Reproduce every line of the records below word for word, but leave out the pictures.

## start

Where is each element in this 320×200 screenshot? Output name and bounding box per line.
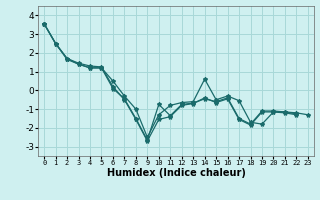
- X-axis label: Humidex (Indice chaleur): Humidex (Indice chaleur): [107, 168, 245, 178]
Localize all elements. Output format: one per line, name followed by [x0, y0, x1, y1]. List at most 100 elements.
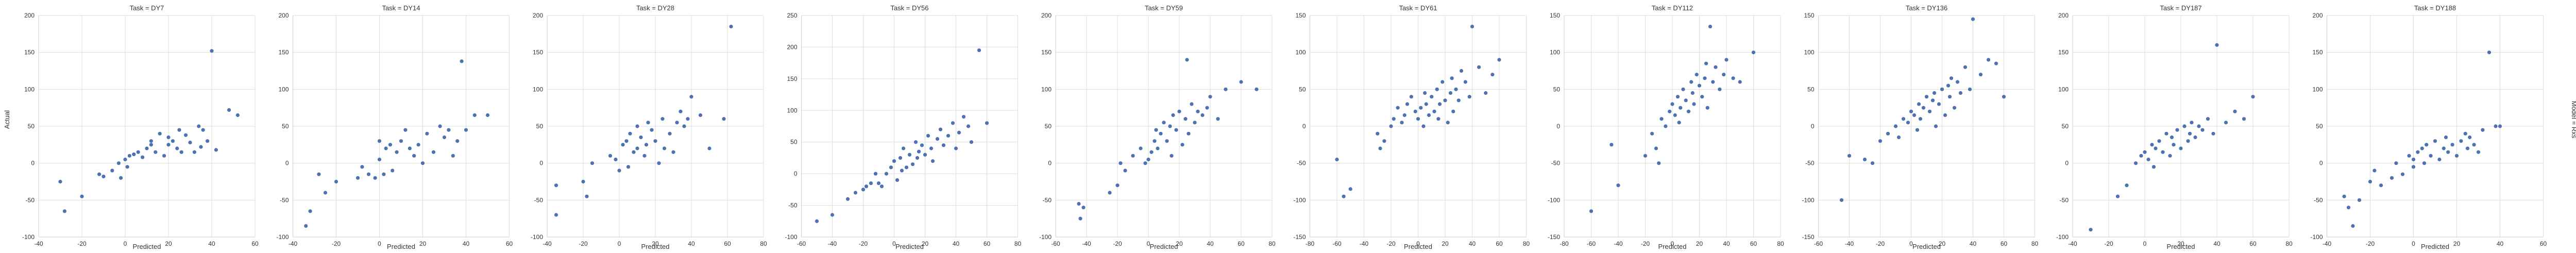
- x-axis-label: Predicted: [2167, 243, 2195, 250]
- facet-panel: -100 -50 0 50 100 150 200 -60 -40 -20 0 20 40 60 80 Tas…: [1039, 4, 1276, 250]
- y-tick-label: -100: [785, 233, 797, 241]
- data-point: [1978, 73, 1983, 77]
- facet-title: Task = DY136: [1906, 4, 1947, 12]
- data-point: [2154, 146, 2158, 150]
- data-point: [920, 143, 924, 147]
- data-point: [2468, 135, 2472, 140]
- x-tick-label: 20: [652, 240, 659, 247]
- data-point: [1165, 139, 1169, 143]
- data-point: [308, 209, 312, 213]
- data-point: [1146, 157, 1150, 162]
- data-point: [227, 108, 231, 112]
- data-point: [1940, 87, 1944, 91]
- y-tick-label: 200: [1041, 12, 1052, 19]
- data-point: [2394, 161, 2398, 165]
- data-point: [1421, 124, 1426, 128]
- data-point: [188, 140, 192, 145]
- data-point: [621, 143, 625, 147]
- data-point: [1968, 87, 1972, 91]
- data-point: [1963, 65, 1968, 69]
- y-tick-label: 100: [787, 107, 797, 114]
- data-point: [1986, 58, 1991, 62]
- data-point: [2143, 150, 2147, 154]
- data-point: [1081, 206, 1086, 210]
- data-point: [1162, 121, 1166, 125]
- data-point: [416, 143, 420, 147]
- data-point: [2215, 43, 2219, 47]
- data-point: [141, 155, 145, 159]
- data-point: [1932, 91, 1937, 95]
- data-point: [969, 140, 974, 144]
- x-tick-label: 60: [1238, 240, 1245, 247]
- y-tick-label: -50: [1297, 160, 1306, 167]
- data-point: [1430, 95, 1434, 99]
- data-point: [1208, 95, 1212, 99]
- x-tick-label: 40: [1469, 240, 1476, 247]
- x-tick-label: 20: [1442, 240, 1449, 247]
- data-point: [206, 139, 210, 143]
- data-point: [2459, 139, 2463, 143]
- data-point: [1927, 109, 1932, 113]
- data-point: [861, 188, 866, 192]
- y-tick-label: 150: [1041, 49, 1052, 56]
- x-axis-label: Predicted: [1658, 243, 1687, 250]
- data-point: [581, 179, 585, 184]
- data-point: [2206, 117, 2210, 121]
- data-point: [1149, 150, 1154, 154]
- data-point: [845, 197, 850, 201]
- x-tick-label: 20: [165, 240, 172, 247]
- data-point: [1171, 113, 1175, 117]
- data-point: [1216, 117, 1220, 121]
- y-tick-label: -150: [1802, 233, 1814, 241]
- data-point: [391, 168, 395, 173]
- y-tick-label: -100: [1548, 196, 1560, 204]
- facet-title: Task = DY112: [1652, 4, 1693, 12]
- y-tick-label: 100: [1804, 49, 1814, 56]
- y-tick-label: 50: [2062, 123, 2069, 130]
- data-point: [2242, 117, 2246, 121]
- x-tick-label: 20: [1176, 240, 1183, 247]
- y-tick-label: 0: [1302, 123, 1306, 130]
- data-point: [1694, 73, 1699, 77]
- data-point: [1664, 124, 1668, 128]
- x-axis-label: Predicted: [1912, 243, 1941, 250]
- facet-panel: -150 -100 -50 0 50 100 150 -80 -60 -40 -20 0 20 40 60 8…: [1548, 4, 1784, 250]
- facet-title: Task = DY56: [890, 4, 928, 12]
- data-point: [431, 150, 436, 154]
- data-point: [1467, 95, 1471, 99]
- data-point: [1670, 102, 1674, 106]
- y-tick-label: 150: [1550, 12, 1560, 19]
- data-point: [1650, 131, 1654, 136]
- data-point: [1432, 109, 1436, 113]
- data-point: [1949, 76, 1954, 80]
- data-point: [1609, 143, 1614, 147]
- data-point: [938, 127, 943, 131]
- data-point: [1930, 98, 1935, 103]
- x-tick-label: 40: [953, 240, 960, 247]
- data-point: [2463, 131, 2467, 136]
- data-point: [158, 131, 162, 136]
- data-point: [626, 165, 631, 169]
- x-tick-label: 80: [2031, 240, 2039, 247]
- x-tick-label: 0: [618, 240, 621, 247]
- data-point: [707, 146, 711, 150]
- y-tick-label: 150: [24, 49, 35, 56]
- data-point: [1878, 139, 1883, 143]
- data-point: [1751, 50, 1756, 55]
- data-point: [235, 113, 240, 117]
- data-point: [1704, 61, 1708, 65]
- data-point: [2444, 135, 2448, 140]
- data-point: [2115, 194, 2120, 198]
- data-point: [1934, 124, 1938, 128]
- data-point: [2411, 157, 2416, 162]
- data-point: [632, 150, 636, 154]
- data-point: [1376, 131, 1380, 136]
- data-point: [873, 172, 878, 176]
- x-tick-label: 0: [124, 240, 127, 247]
- data-point: [360, 165, 364, 169]
- figure-y-axis-label: Actual: [3, 110, 11, 129]
- data-point: [864, 184, 869, 189]
- data-point: [2164, 131, 2168, 136]
- data-point: [2372, 168, 2377, 173]
- data-point: [403, 128, 408, 132]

## end

Worked solution:
Where is each element in this 320×200 screenshot? Output name and bounding box per line.
- X-axis label: Humidex (Indice chaleur): Humidex (Indice chaleur): [107, 168, 245, 178]
Localize all elements. Output format: one per line, name followed by [x0, y0, x1, y1]. List at most 100 elements.
- x-axis-label: Predicted: [2167, 243, 2195, 250]
- facet-panel: -100 -50 0 50 100 150 200 -60 -40 -20 0 20 40 60 80 Tas…: [1039, 4, 1276, 250]
- y-tick-label: -100: [785, 233, 797, 241]
- data-point: [1978, 73, 1983, 77]
- facet-title: Task = DY136: [1906, 4, 1947, 12]
- data-point: [2154, 146, 2158, 150]
- data-point: [920, 143, 924, 147]
- data-point: [2468, 135, 2472, 140]
- x-tick-label: 20: [652, 240, 659, 247]
- data-point: [1165, 139, 1169, 143]
- data-point: [308, 209, 312, 213]
- data-point: [1146, 157, 1150, 162]
- data-point: [227, 108, 231, 112]
- data-point: [1940, 87, 1944, 91]
- y-tick-label: 200: [1041, 12, 1052, 19]
- data-point: [2394, 161, 2398, 165]
- data-point: [1421, 124, 1426, 128]
- data-point: [188, 140, 192, 145]
- data-point: [621, 143, 625, 147]
- data-point: [1968, 87, 1972, 91]
- data-point: [1963, 65, 1968, 69]
- y-tick-label: 100: [787, 107, 797, 114]
- data-point: [1986, 58, 1991, 62]
- data-point: [2143, 150, 2147, 154]
- data-point: [1081, 206, 1086, 210]
- data-point: [1162, 121, 1166, 125]
- data-point: [416, 143, 420, 147]
- data-point: [2215, 43, 2219, 47]
- data-point: [141, 155, 145, 159]
- data-point: [1932, 91, 1937, 95]
- data-point: [969, 140, 974, 144]
- x-tick-label: 60: [1238, 240, 1245, 247]
- y-tick-label: -50: [1297, 160, 1306, 167]
- data-point: [1430, 95, 1434, 99]
- data-point: [1208, 95, 1212, 99]
- x-tick-label: 40: [1469, 240, 1476, 247]
- x-tick-label: 20: [1442, 240, 1449, 247]
- data-point: [206, 139, 210, 143]
- data-point: [2459, 139, 2463, 143]
- data-point: [1927, 109, 1932, 113]
- data-point: [861, 188, 866, 192]
- y-tick-label: 150: [1041, 49, 1052, 56]
- x-axis-label: Predicted: [1658, 243, 1687, 250]
- data-point: [581, 179, 585, 184]
- data-point: [2206, 117, 2210, 121]
- data-point: [1149, 150, 1154, 154]
- data-point: [845, 197, 850, 201]
- x-tick-label: 20: [165, 240, 172, 247]
- data-point: [1171, 113, 1175, 117]
- data-point: [1216, 117, 1220, 121]
- y-tick-label: -150: [1802, 233, 1814, 241]
- data-point: [391, 168, 395, 173]
- y-tick-label: -100: [1548, 196, 1560, 204]
- facet-title: Task = DY112: [1652, 4, 1693, 12]
- y-tick-label: 100: [1804, 49, 1814, 56]
- y-tick-label: 50: [2062, 123, 2069, 130]
- data-point: [2242, 117, 2246, 121]
- x-tick-label: 20: [1176, 240, 1183, 247]
- y-tick-label: 0: [1302, 123, 1306, 130]
- data-point: [1694, 73, 1699, 77]
- data-point: [1664, 124, 1668, 128]
- x-axis-label: Predicted: [1912, 243, 1941, 250]
- facet-panel: -150 -100 -50 0 50 100 150 -80 -60 -40 -20 0 20 40 60 8…: [1548, 4, 1784, 250]
- facet-title: Task = DY56: [890, 4, 928, 12]
- data-point: [431, 150, 436, 154]
- data-point: [1467, 95, 1471, 99]
- data-point: [1670, 102, 1674, 106]
- y-tick-label: 150: [1550, 12, 1560, 19]
- data-point: [1650, 131, 1654, 136]
- data-point: [1432, 109, 1436, 113]
- data-point: [1949, 76, 1954, 80]
- data-point: [1609, 143, 1614, 147]
- data-point: [938, 127, 943, 131]
- data-point: [1930, 98, 1935, 103]
- x-tick-label: 40: [953, 240, 960, 247]
- data-point: [2463, 131, 2467, 136]
- data-point: [158, 131, 162, 136]
- data-point: [626, 165, 631, 169]
- x-tick-label: 80: [2031, 240, 2039, 247]
- x-tick-label: 0: [618, 240, 621, 247]
- data-point: [707, 146, 711, 150]
- y-tick-label: 150: [24, 49, 35, 56]
- data-point: [1878, 139, 1883, 143]
- data-point: [1751, 50, 1756, 55]
- data-point: [235, 113, 240, 117]
- data-point: [1704, 61, 1708, 65]
- data-point: [2444, 135, 2448, 140]
- data-point: [2115, 194, 2120, 198]
- data-point: [1934, 124, 1938, 128]
- data-point: [2411, 157, 2416, 162]
- data-point: [632, 150, 636, 154]
- data-point: [1376, 131, 1380, 136]
- data-point: [873, 172, 878, 176]
- x-tick-label: 0: [124, 240, 127, 247]
- data-point: [360, 165, 364, 169]
- figure-y-axis-label: Actual: [3, 110, 11, 129]
- data-point: [864, 184, 869, 189]
- data-point: [2164, 131, 2168, 136]
- data-point: [2372, 168, 2377, 173]
- data-point: [403, 128, 408, 132]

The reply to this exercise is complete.